[Records about charts and figures]
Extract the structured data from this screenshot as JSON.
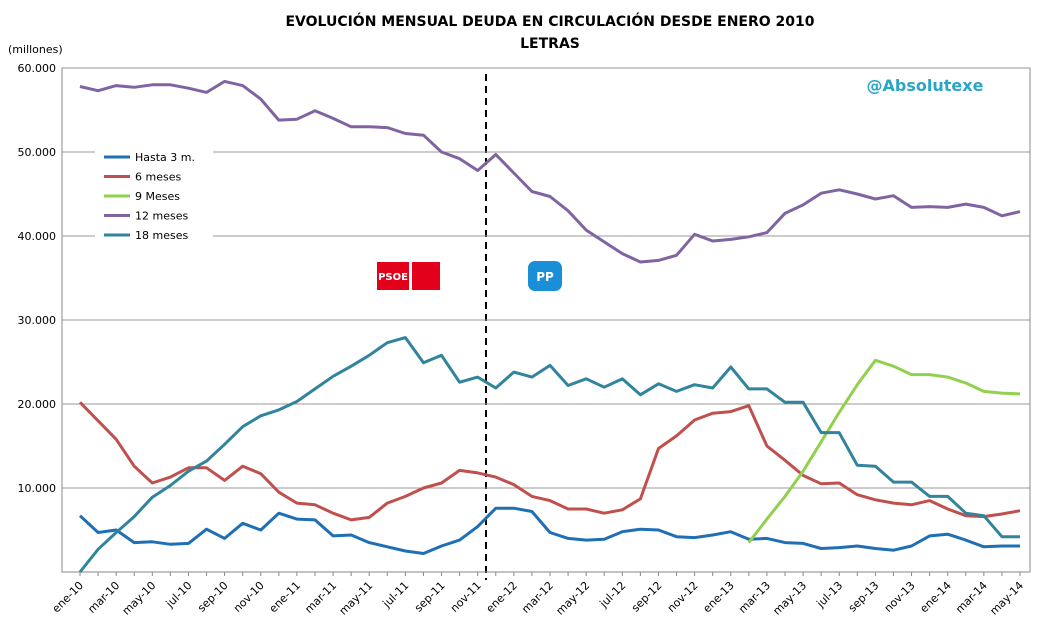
{
  "chart_data": {
    "type": "line",
    "title": "EVOLUCIÓN MENSUAL DEUDA EN CIRCULACIÓN DESDE ENERO 2010",
    "subtitle": "LETRAS",
    "y_label": "(millones)",
    "annotations": [
      "@Absolutexe",
      "PSOE",
      "PP"
    ],
    "categories": [
      "ene-10",
      null,
      "mar-10",
      null,
      "may-10",
      null,
      "jul-10",
      null,
      "sep-10",
      null,
      "nov-10",
      null,
      "ene-11",
      null,
      "mar-11",
      null,
      "may-11",
      null,
      "jul-11",
      null,
      "sep-11",
      null,
      "nov-11",
      null,
      "ene-12",
      null,
      "mar-12",
      null,
      "may-12",
      null,
      "jul-12",
      null,
      "sep-12",
      null,
      "nov-12",
      null,
      "ene-13",
      null,
      "mar-13",
      null,
      "may-13",
      null,
      "jul-13",
      null,
      "sep-13",
      null,
      "nov-13",
      null,
      "ene-14",
      null,
      "mar-14",
      null,
      "may-14"
    ],
    "series": [
      {
        "name": "Hasta 3 m.",
        "color": "#1f6fb4",
        "values": [
          6700,
          4700,
          5000,
          3500,
          3600,
          3300,
          3400,
          5100,
          4000,
          5800,
          5000,
          7000,
          6300,
          6200,
          4300,
          4400,
          3500,
          3000,
          2500,
          2200,
          3100,
          3800,
          5400,
          7600,
          7600,
          7200,
          4700,
          4000,
          3800,
          3900,
          4800,
          5100,
          5000,
          4200,
          4100,
          4400,
          4800,
          3900,
          4000,
          3500,
          3400,
          2800,
          2900,
          3100,
          2800,
          2600,
          3100,
          4300,
          4500,
          3800,
          3000,
          3100,
          3100
        ]
      },
      {
        "name": "6 meses",
        "color": "#c0504d",
        "values": [
          20200,
          18000,
          15800,
          12600,
          10600,
          11300,
          12400,
          12400,
          10900,
          12600,
          11700,
          9500,
          8200,
          8000,
          7000,
          6200,
          6500,
          8200,
          9000,
          10000,
          10600,
          12100,
          11800,
          11300,
          10400,
          9000,
          8500,
          7500,
          7500,
          7000,
          7400,
          8700,
          14700,
          16200,
          18100,
          18900,
          19100,
          19800,
          15000,
          13300,
          11500,
          10500,
          10600,
          9200,
          8600,
          8200,
          8000,
          8500,
          7500,
          6700,
          6600,
          6900,
          7300
        ]
      },
      {
        "name": "9 Meses",
        "color": "#92d050",
        "values": [
          null,
          null,
          null,
          null,
          null,
          null,
          null,
          null,
          null,
          null,
          null,
          null,
          null,
          null,
          null,
          null,
          null,
          null,
          null,
          null,
          null,
          null,
          null,
          null,
          null,
          null,
          null,
          null,
          null,
          null,
          null,
          null,
          null,
          null,
          null,
          null,
          null,
          3500,
          6300,
          9000,
          12000,
          15500,
          19000,
          22300,
          25200,
          24500,
          23500,
          23500,
          23200,
          22500,
          21500,
          21300,
          21200
        ]
      },
      {
        "name": "12 meses",
        "color": "#8064a2",
        "values": [
          57800,
          57300,
          57900,
          57700,
          58000,
          58000,
          57600,
          57100,
          58400,
          57900,
          56300,
          53800,
          53900,
          54900,
          54000,
          53000,
          53000,
          52900,
          52200,
          52000,
          50000,
          49200,
          47800,
          49700,
          47500,
          45300,
          44700,
          43000,
          40700,
          39300,
          37900,
          36900,
          37100,
          37700,
          40200,
          39400,
          39600,
          39900,
          40400,
          42700,
          43700,
          45100,
          45500,
          45000,
          44400,
          44800,
          43400,
          43500,
          43400,
          43800,
          43400,
          42400,
          42900
        ]
      },
      {
        "name": "18 meses",
        "color": "#31849b",
        "values": [
          0,
          2700,
          4700,
          6600,
          8900,
          10300,
          12000,
          13200,
          15200,
          17300,
          18600,
          19300,
          20300,
          21800,
          23300,
          24500,
          25800,
          27300,
          27900,
          24900,
          25800,
          22600,
          23200,
          21900,
          23800,
          23200,
          24600,
          22200,
          23000,
          22000,
          23000,
          21100,
          22400,
          21500,
          22300,
          21900,
          24400,
          21800,
          21800,
          20200,
          20200,
          16600,
          16600,
          12700,
          12600,
          10700,
          10700,
          9000,
          9000,
          7000,
          6700,
          4200,
          4200
        ]
      }
    ],
    "ylim": [
      0,
      60000
    ],
    "yticks": [
      {
        "value": 10000,
        "label": "10.000"
      },
      {
        "value": 20000,
        "label": "20.000"
      },
      {
        "value": 30000,
        "label": "30.000"
      },
      {
        "value": 40000,
        "label": "40.000"
      },
      {
        "value": 50000,
        "label": "50.000"
      },
      {
        "value": 60000,
        "label": "60.000"
      }
    ],
    "grid": true,
    "legend": "upper left"
  }
}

**Short exercise**
Omit the images and transcribe all of the records above word for word.

**Response to this exercise**
Extract the structured data from this screenshot as JSON.
{
  "chart_data": {
    "type": "line",
    "title": "EVOLUCIÓN MENSUAL DEUDA EN CIRCULACIÓN DESDE ENERO 2010",
    "subtitle": "LETRAS",
    "y_label": "(millones)",
    "annotations": [
      "@Absolutexe",
      "PSOE",
      "PP"
    ],
    "categories": [
      "ene-10",
      null,
      "mar-10",
      null,
      "may-10",
      null,
      "jul-10",
      null,
      "sep-10",
      null,
      "nov-10",
      null,
      "ene-11",
      null,
      "mar-11",
      null,
      "may-11",
      null,
      "jul-11",
      null,
      "sep-11",
      null,
      "nov-11",
      null,
      "ene-12",
      null,
      "mar-12",
      null,
      "may-12",
      null,
      "jul-12",
      null,
      "sep-12",
      null,
      "nov-12",
      null,
      "ene-13",
      null,
      "mar-13",
      null,
      "may-13",
      null,
      "jul-13",
      null,
      "sep-13",
      null,
      "nov-13",
      null,
      "ene-14",
      null,
      "mar-14",
      null,
      "may-14"
    ],
    "series": [
      {
        "name": "Hasta 3 m.",
        "color": "#1f6fb4",
        "values": [
          6700,
          4700,
          5000,
          3500,
          3600,
          3300,
          3400,
          5100,
          4000,
          5800,
          5000,
          7000,
          6300,
          6200,
          4300,
          4400,
          3500,
          3000,
          2500,
          2200,
          3100,
          3800,
          5400,
          7600,
          7600,
          7200,
          4700,
          4000,
          3800,
          3900,
          4800,
          5100,
          5000,
          4200,
          4100,
          4400,
          4800,
          3900,
          4000,
          3500,
          3400,
          2800,
          2900,
          3100,
          2800,
          2600,
          3100,
          4300,
          4500,
          3800,
          3000,
          3100,
          3100
        ]
      },
      {
        "name": "6 meses",
        "color": "#c0504d",
        "values": [
          20200,
          18000,
          15800,
          12600,
          10600,
          11300,
          12400,
          12400,
          10900,
          12600,
          11700,
          9500,
          8200,
          8000,
          7000,
          6200,
          6500,
          8200,
          9000,
          10000,
          10600,
          12100,
          11800,
          11300,
          10400,
          9000,
          8500,
          7500,
          7500,
          7000,
          7400,
          8700,
          14700,
          16200,
          18100,
          18900,
          19100,
          19800,
          15000,
          13300,
          11500,
          10500,
          10600,
          9200,
          8600,
          8200,
          8000,
          8500,
          7500,
          6700,
          6600,
          6900,
          7300
        ]
      },
      {
        "name": "9 Meses",
        "color": "#92d050",
        "values": [
          null,
          null,
          null,
          null,
          null,
          null,
          null,
          null,
          null,
          null,
          null,
          null,
          null,
          null,
          null,
          null,
          null,
          null,
          null,
          null,
          null,
          null,
          null,
          null,
          null,
          null,
          null,
          null,
          null,
          null,
          null,
          null,
          null,
          null,
          null,
          null,
          null,
          3500,
          6300,
          9000,
          12000,
          15500,
          19000,
          22300,
          25200,
          24500,
          23500,
          23500,
          23200,
          22500,
          21500,
          21300,
          21200
        ]
      },
      {
        "name": "12 meses",
        "color": "#8064a2",
        "values": [
          57800,
          57300,
          57900,
          57700,
          58000,
          58000,
          57600,
          57100,
          58400,
          57900,
          56300,
          53800,
          53900,
          54900,
          54000,
          53000,
          53000,
          52900,
          52200,
          52000,
          50000,
          49200,
          47800,
          49700,
          47500,
          45300,
          44700,
          43000,
          40700,
          39300,
          37900,
          36900,
          37100,
          37700,
          40200,
          39400,
          39600,
          39900,
          40400,
          42700,
          43700,
          45100,
          45500,
          45000,
          44400,
          44800,
          43400,
          43500,
          43400,
          43800,
          43400,
          42400,
          42900
        ]
      },
      {
        "name": "18 meses",
        "color": "#31849b",
        "values": [
          0,
          2700,
          4700,
          6600,
          8900,
          10300,
          12000,
          13200,
          15200,
          17300,
          18600,
          19300,
          20300,
          21800,
          23300,
          24500,
          25800,
          27300,
          27900,
          24900,
          25800,
          22600,
          23200,
          21900,
          23800,
          23200,
          24600,
          22200,
          23000,
          22000,
          23000,
          21100,
          22400,
          21500,
          22300,
          21900,
          24400,
          21800,
          21800,
          20200,
          20200,
          16600,
          16600,
          12700,
          12600,
          10700,
          10700,
          9000,
          9000,
          7000,
          6700,
          4200,
          4200
        ]
      }
    ],
    "ylim": [
      0,
      60000
    ],
    "yticks": [
      {
        "value": 10000,
        "label": "10.000"
      },
      {
        "value": 20000,
        "label": "20.000"
      },
      {
        "value": 30000,
        "label": "30.000"
      },
      {
        "value": 40000,
        "label": "40.000"
      },
      {
        "value": 50000,
        "label": "50.000"
      },
      {
        "value": 60000,
        "label": "60.000"
      }
    ],
    "grid": true,
    "legend": "upper left"
  }
}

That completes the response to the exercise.